What to do
Write out the material again exactly, please, and omit the pictures.

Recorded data
## BEGIN
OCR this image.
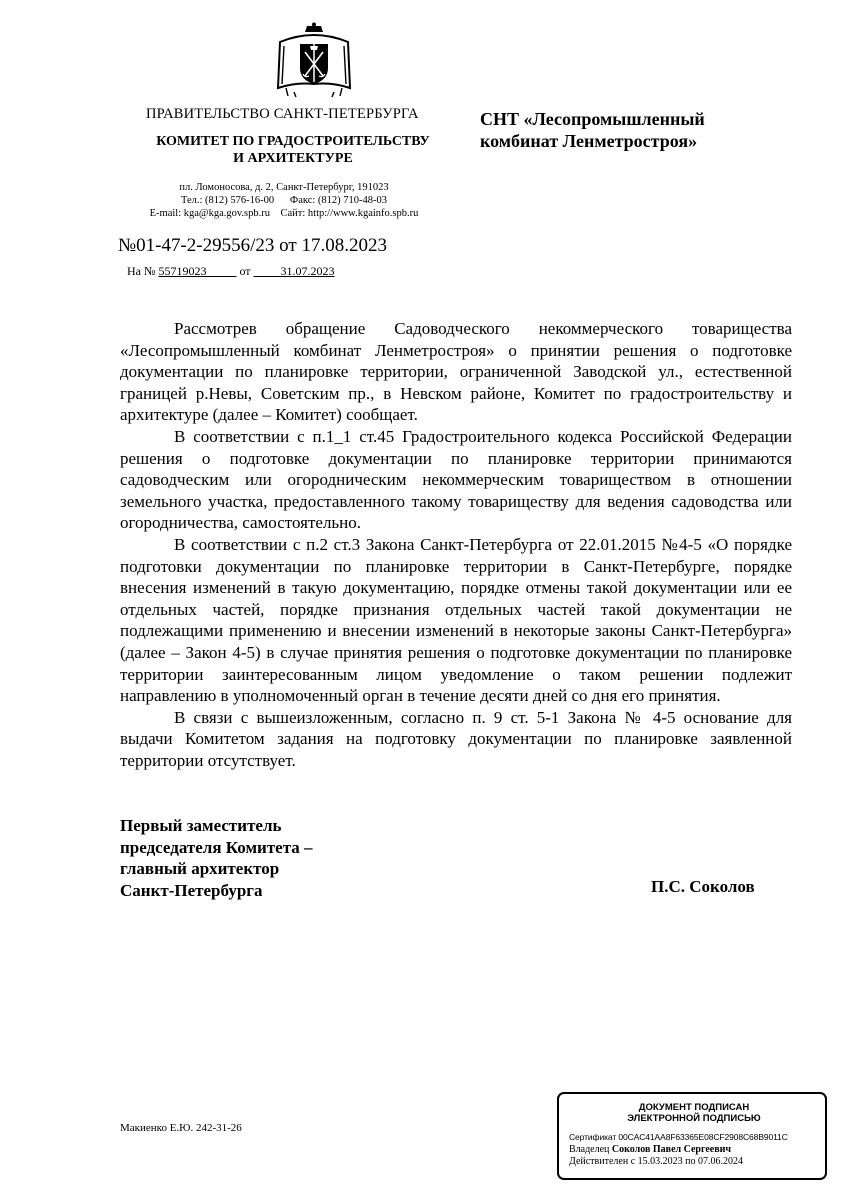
ПРАВИТЕЛЬСТВО САНКТ-ПЕТЕРБУРГА
КОМИТЕТ ПО ГРАДОСТРОИТЕЛЬСТВУ
И АРХИТЕКТУРЕ
пл. Ломоносова, д. 2, Санкт-Петербург, 191023
Тел.: (812) 576-16-00      Факс: (812) 710-48-03
E-mail: kga@kga.gov.spb.ru    Сайт: http://www.kgainfo.spb.ru
СНТ «Лесопромышленный
комбинат Ленметростроя»
№01-47-2-29556/23 от 17.08.2023
На № 55719023	от	31.07.2023

Рассмотрев обращение Садоводческого некоммерческого товарищества «Лесопромышленный комбинат Ленметростроя» о принятии решения о подготовке документации по планировке территории, ограниченной Заводской ул., естественной границей р.Невы, Советским пр., в Невском районе, Комитет по градостроительству и архитектуре (далее – Комитет) сообщает.

В соответствии с п.1_1 ст.45 Градостроительного кодекса Российской Федерации решения о подготовке документации по планировке территории принимаются садоводческим или огородническим некоммерческим товариществом в отношении земельного участка, предоставленного такому товариществу для ведения садоводства или огородничества, самостоятельно.

В соответствии с п.2 ст.3 Закона Санкт-Петербурга от 22.01.2015 №4-5 «О порядке подготовки документации по планировке территории в Санкт-Петербурге, порядке внесения изменений в такую документацию, порядке отмены такой документации или ее отдельных частей, порядке признания отдельных частей такой документации не подлежащими применению и внесении изменений в некоторые законы Санкт-Петербурга» (далее – Закон 4-5) в случае принятия решения о подготовке документации по планировке территории заинтересованным лицом уведомление о таком решении подлежит направлению в уполномоченный орган в течение десяти дней со дня его принятия.

В связи с вышеизложенным, согласно п. 9 ст. 5-1 Закона № 4-5 основание для выдачи Комитетом задания на подготовку документации по планировке заявленной территории отсутствует.

Первый заместитель
председателя Комитета –
главный архитектор
Санкт-Петербурга	П.С. Соколов
Макиенко Е.Ю. 242-31-26
ДОКУМЕНТ ПОДПИСАН
ЭЛЕКТРОННОЙ ПОДПИСЬЮ
Сертификат 00CAC41AA8F63365E08CF2908C68B9011C
Владелец Соколов Павел Сергеевич
Действителен с 15.03.2023 по 07.06.2024
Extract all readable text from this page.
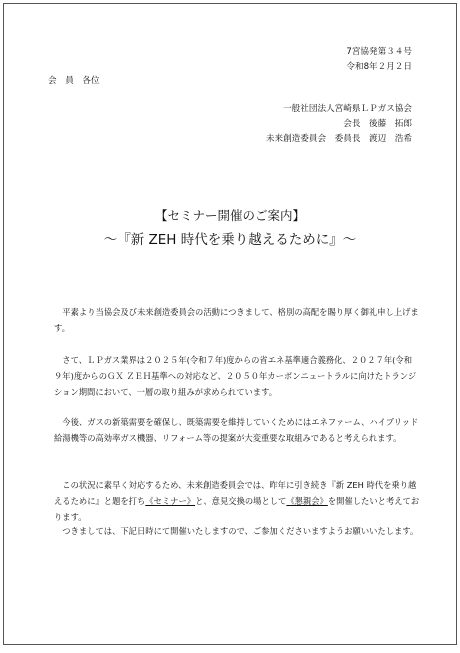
7宮協発第３４号
令和8年２月２日
会　員　各位
一般社団法人宮崎県ＬＰガス協会
会長　後藤　拓郎
未来創造委員会　委員長　渡辺　浩希
【セミナー開催のご案内】
～『新 ZEH 時代を乗り越えるために』～
平素より当協会及び未来創造委員会の活動につきまして、格別の高配を賜り厚く御礼申し上げます。
さて、ＬＰガス業界は２０２５年(令和７年)度からの省エネ基準適合義務化、２０２７年(令和９年)度からのＧＸ ＺＥＨ基準への対応など、２０５０年カーボンニュートラルに向けたトランジション期間において、一層の取り組みが求められています。
今後、ガスの新築需要を確保し、既築需要を維持していくためにはエネファーム、ハイブリッド給湯機等の高効率ガス機器、リフォーム等の提案が大変重要な取組みであると考えられます。
この状況に素早く対応するため、未来創造委員会では、昨年に引き続き『新 ZEH 時代を乗り越えるために』と題を打ち《セミナー》と、意見交換の場として《懇親会》を開催したいと考えております。
つきましては、下記日時にて開催いたしますので、ご参加くださいますようお願いいたします。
## END
Solution to this task
OCR this image.
ПРАВИТЕЛЬСТВО САНКТ-ПЕТЕРБУРГА
КОМИТЕТ ПО ГРАДОСТРОИТЕЛЬСТВУ
И АРХИТЕКТУРЕ
пл. Ломоносова, д. 2, Санкт-Петербург, 191023
Тел.: (812) 576-16-00      Факс: (812) 710-48-03
E-mail: kga@kga.gov.spb.ru    Сайт: http://www.kgainfo.spb.ru
СНТ «Лесопромышленный
комбинат Ленметростроя»
№01-47-2-29556/23 от 17.08.2023
На № 55719023	от	31.07.2023

Рассмотрев обращение Садоводческого некоммерческого товарищества «Лесопромышленный комбинат Ленметростроя» о принятии решения о подготовке документации по планировке территории, ограниченной Заводской ул., естественной границей р.Невы, Советским пр., в Невском районе, Комитет по градостроительству и архитектуре (далее – Комитет) сообщает.

В соответствии с п.1_1 ст.45 Градостроительного кодекса Российской Федерации решения о подготовке документации по планировке территории принимаются садоводческим или огородническим некоммерческим товариществом в отношении земельного участка, предоставленного такому товариществу для ведения садоводства или огородничества, самостоятельно.

В соответствии с п.2 ст.3 Закона Санкт-Петербурга от 22.01.2015 №4-5 «О порядке подготовки документации по планировке территории в Санкт-Петербурге, порядке внесения изменений в такую документацию, порядке отмены такой документации или ее отдельных частей, порядке признания отдельных частей такой документации не подлежащими применению и внесении изменений в некоторые законы Санкт-Петербурга» (далее – Закон 4-5) в случае принятия решения о подготовке документации по планировке территории заинтересованным лицом уведомление о таком решении подлежит направлению в уполномоченный орган в течение десяти дней со дня его принятия.

В связи с вышеизложенным, согласно п. 9 ст. 5-1 Закона № 4-5 основание для выдачи Комитетом задания на подготовку документации по планировке заявленной территории отсутствует.

Первый заместитель
председателя Комитета –
главный архитектор
Санкт-Петербурга	П.С. Соколов
Макиенко Е.Ю. 242-31-26
ДОКУМЕНТ ПОДПИСАН
ЭЛЕКТРОННОЙ ПОДПИСЬЮ
Сертификат 00CAC41AA8F63365E08CF2908C68B9011C
Владелец Соколов Павел Сергеевич
Действителен с 15.03.2023 по 07.06.2024
Extract all readable text from this page.
7宮協発第３４号
令和8年２月２日
会　員　各位
一般社団法人宮崎県ＬＰガス協会
会長　後藤　拓郎
未来創造委員会　委員長　渡辺　浩希
【セミナー開催のご案内】
～『新 ZEH 時代を乗り越えるために』～
平素より当協会及び未来創造委員会の活動につきまして、格別の高配を賜り厚く御礼申し上げます。
さて、ＬＰガス業界は２０２５年(令和７年)度からの省エネ基準適合義務化、２０２７年(令和９年)度からのＧＸ ＺＥＨ基準への対応など、２０５０年カーボンニュートラルに向けたトランジション期間において、一層の取り組みが求められています。
今後、ガスの新築需要を確保し、既築需要を維持していくためにはエネファーム、ハイブリッド給湯機等の高効率ガス機器、リフォーム等の提案が大変重要な取組みであると考えられます。
この状況に素早く対応するため、未来創造委員会では、昨年に引き続き『新 ZEH 時代を乗り越えるために』と題を打ち《セミナー》と、意見交換の場として《懇親会》を開催したいと考えております。
つきましては、下記日時にて開催いたしますので、ご参加くださいますようお願いいたします。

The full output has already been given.